** WORK TO COMPLETE **
Find each line containing the string "this". Copy it.

** DATA SHOWN **
□ □ □ □ □

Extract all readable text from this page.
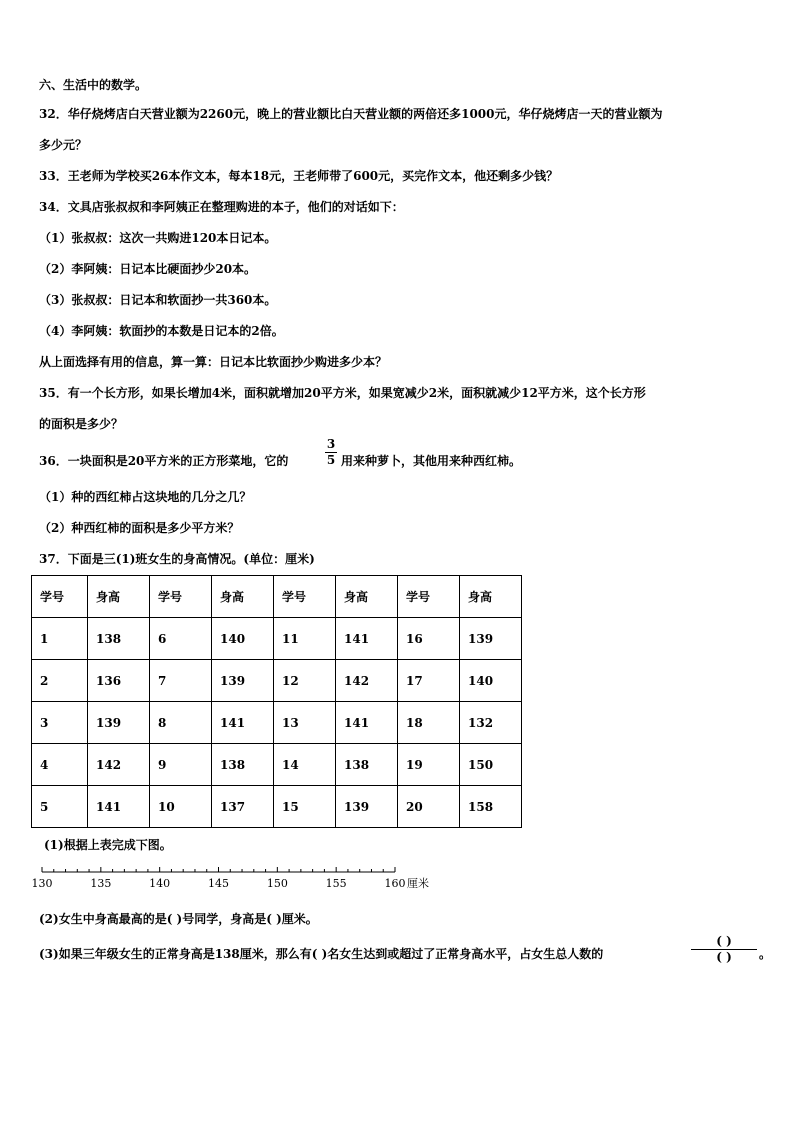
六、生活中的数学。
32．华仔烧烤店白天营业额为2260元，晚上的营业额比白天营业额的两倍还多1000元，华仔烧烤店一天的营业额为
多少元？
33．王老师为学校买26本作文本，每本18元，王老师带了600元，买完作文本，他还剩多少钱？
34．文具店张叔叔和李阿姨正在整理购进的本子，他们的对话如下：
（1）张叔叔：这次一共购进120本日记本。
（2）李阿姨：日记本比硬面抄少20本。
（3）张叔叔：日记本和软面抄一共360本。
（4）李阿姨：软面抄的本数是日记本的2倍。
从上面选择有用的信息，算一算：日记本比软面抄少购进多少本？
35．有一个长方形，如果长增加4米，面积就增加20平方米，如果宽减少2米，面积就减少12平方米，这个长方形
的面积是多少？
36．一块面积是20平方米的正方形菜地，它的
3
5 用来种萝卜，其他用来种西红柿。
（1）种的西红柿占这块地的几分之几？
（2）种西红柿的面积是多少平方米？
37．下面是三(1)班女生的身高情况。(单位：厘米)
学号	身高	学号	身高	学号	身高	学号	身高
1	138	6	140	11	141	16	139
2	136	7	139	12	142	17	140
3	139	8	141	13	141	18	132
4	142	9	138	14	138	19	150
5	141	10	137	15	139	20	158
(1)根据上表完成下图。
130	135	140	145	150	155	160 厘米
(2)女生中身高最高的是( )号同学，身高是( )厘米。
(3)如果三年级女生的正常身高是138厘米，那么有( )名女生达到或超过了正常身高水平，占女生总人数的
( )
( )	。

□ □ □ □ □

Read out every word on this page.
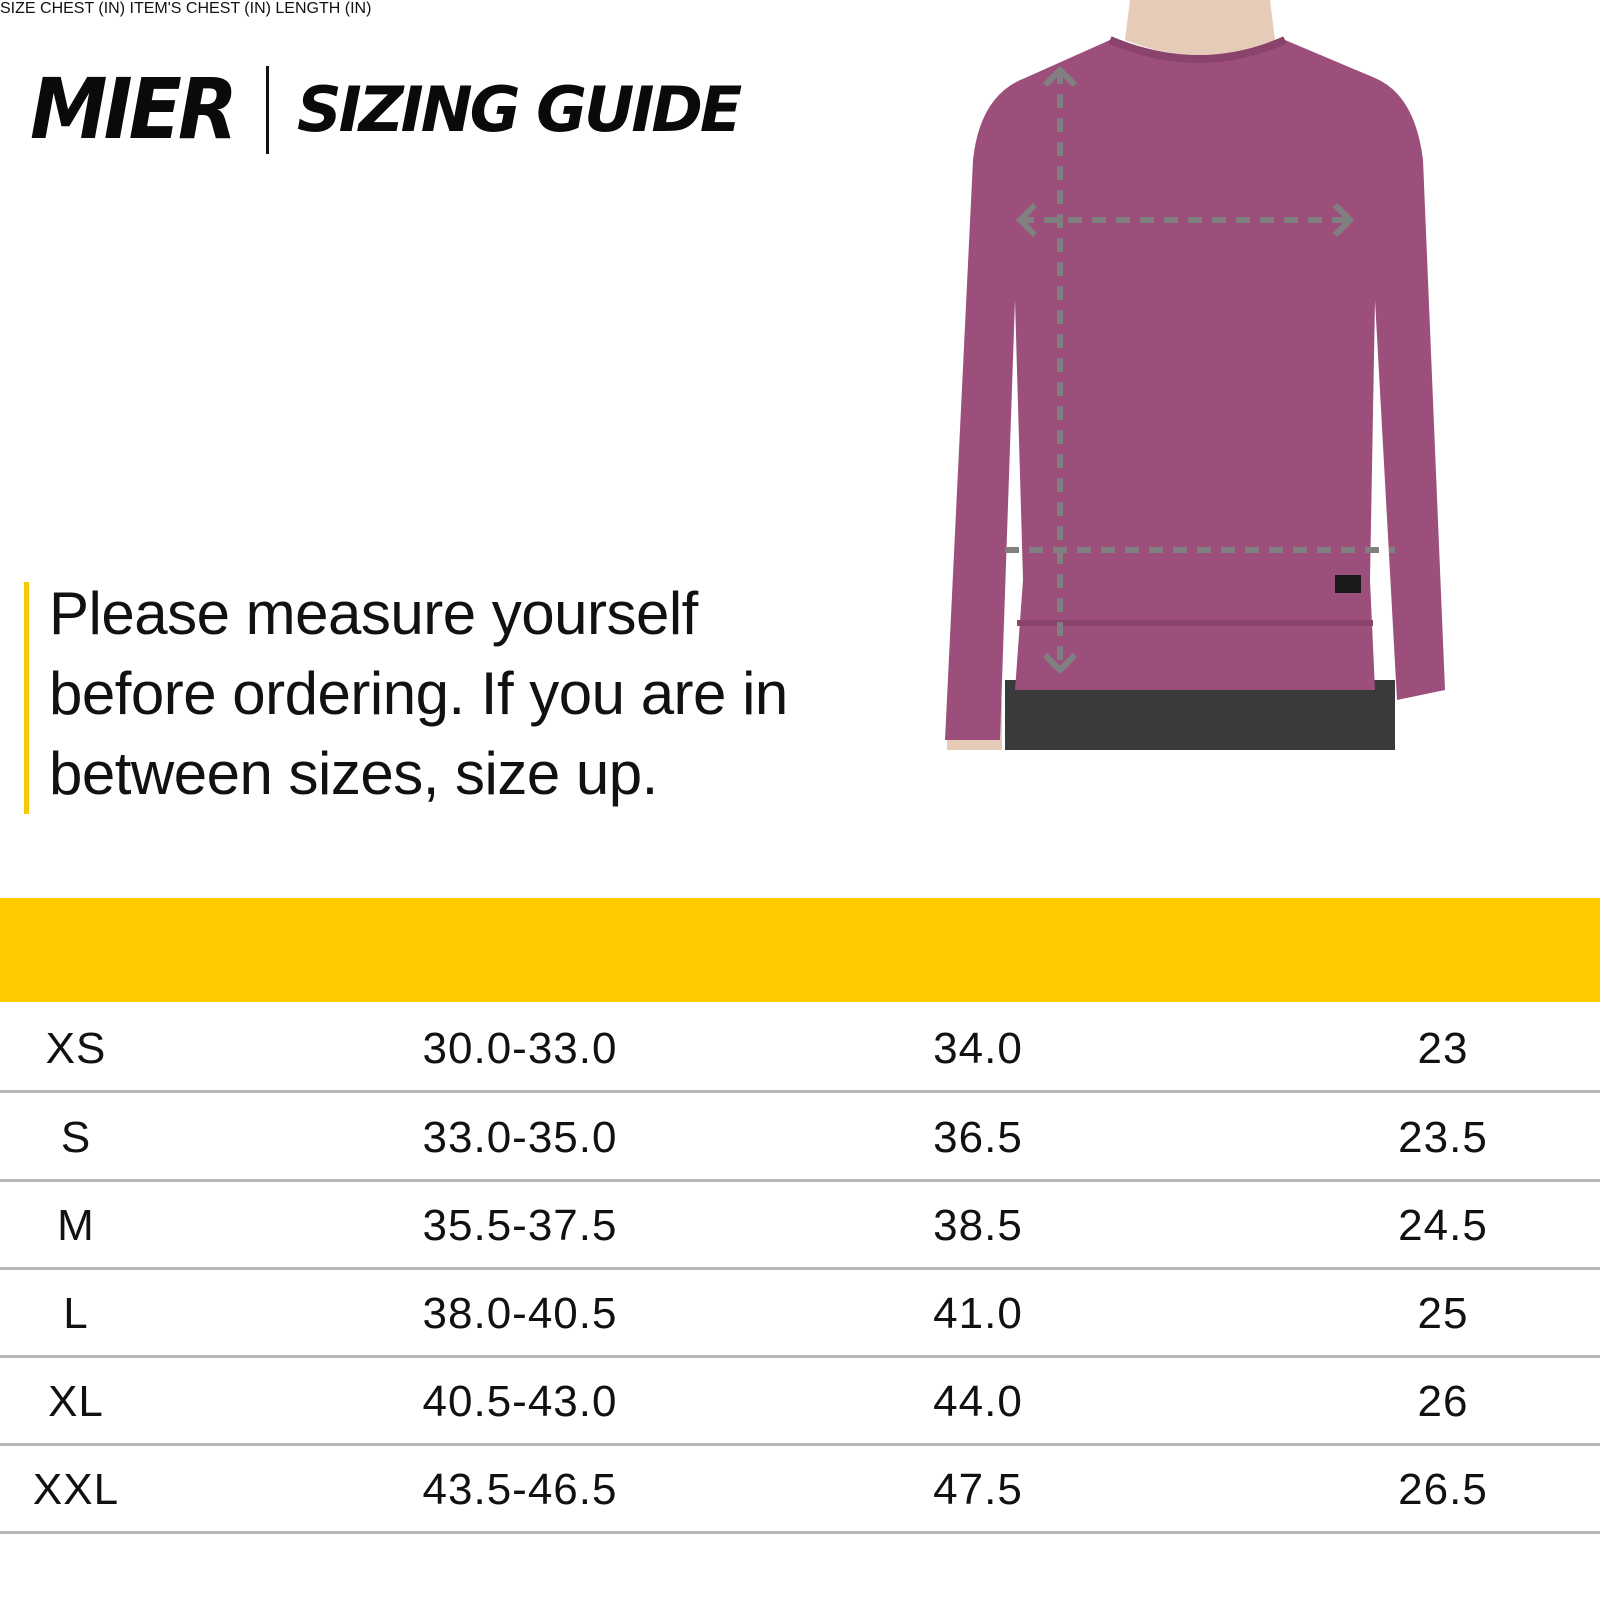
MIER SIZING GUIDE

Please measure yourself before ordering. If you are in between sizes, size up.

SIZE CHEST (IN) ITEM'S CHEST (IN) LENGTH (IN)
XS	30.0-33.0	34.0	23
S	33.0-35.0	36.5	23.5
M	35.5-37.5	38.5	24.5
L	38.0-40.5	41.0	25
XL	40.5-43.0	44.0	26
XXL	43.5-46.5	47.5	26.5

□ □ □ □ □

** FINISHED ANSWER **
Extract all readable text from this page.
Read out every word on this page.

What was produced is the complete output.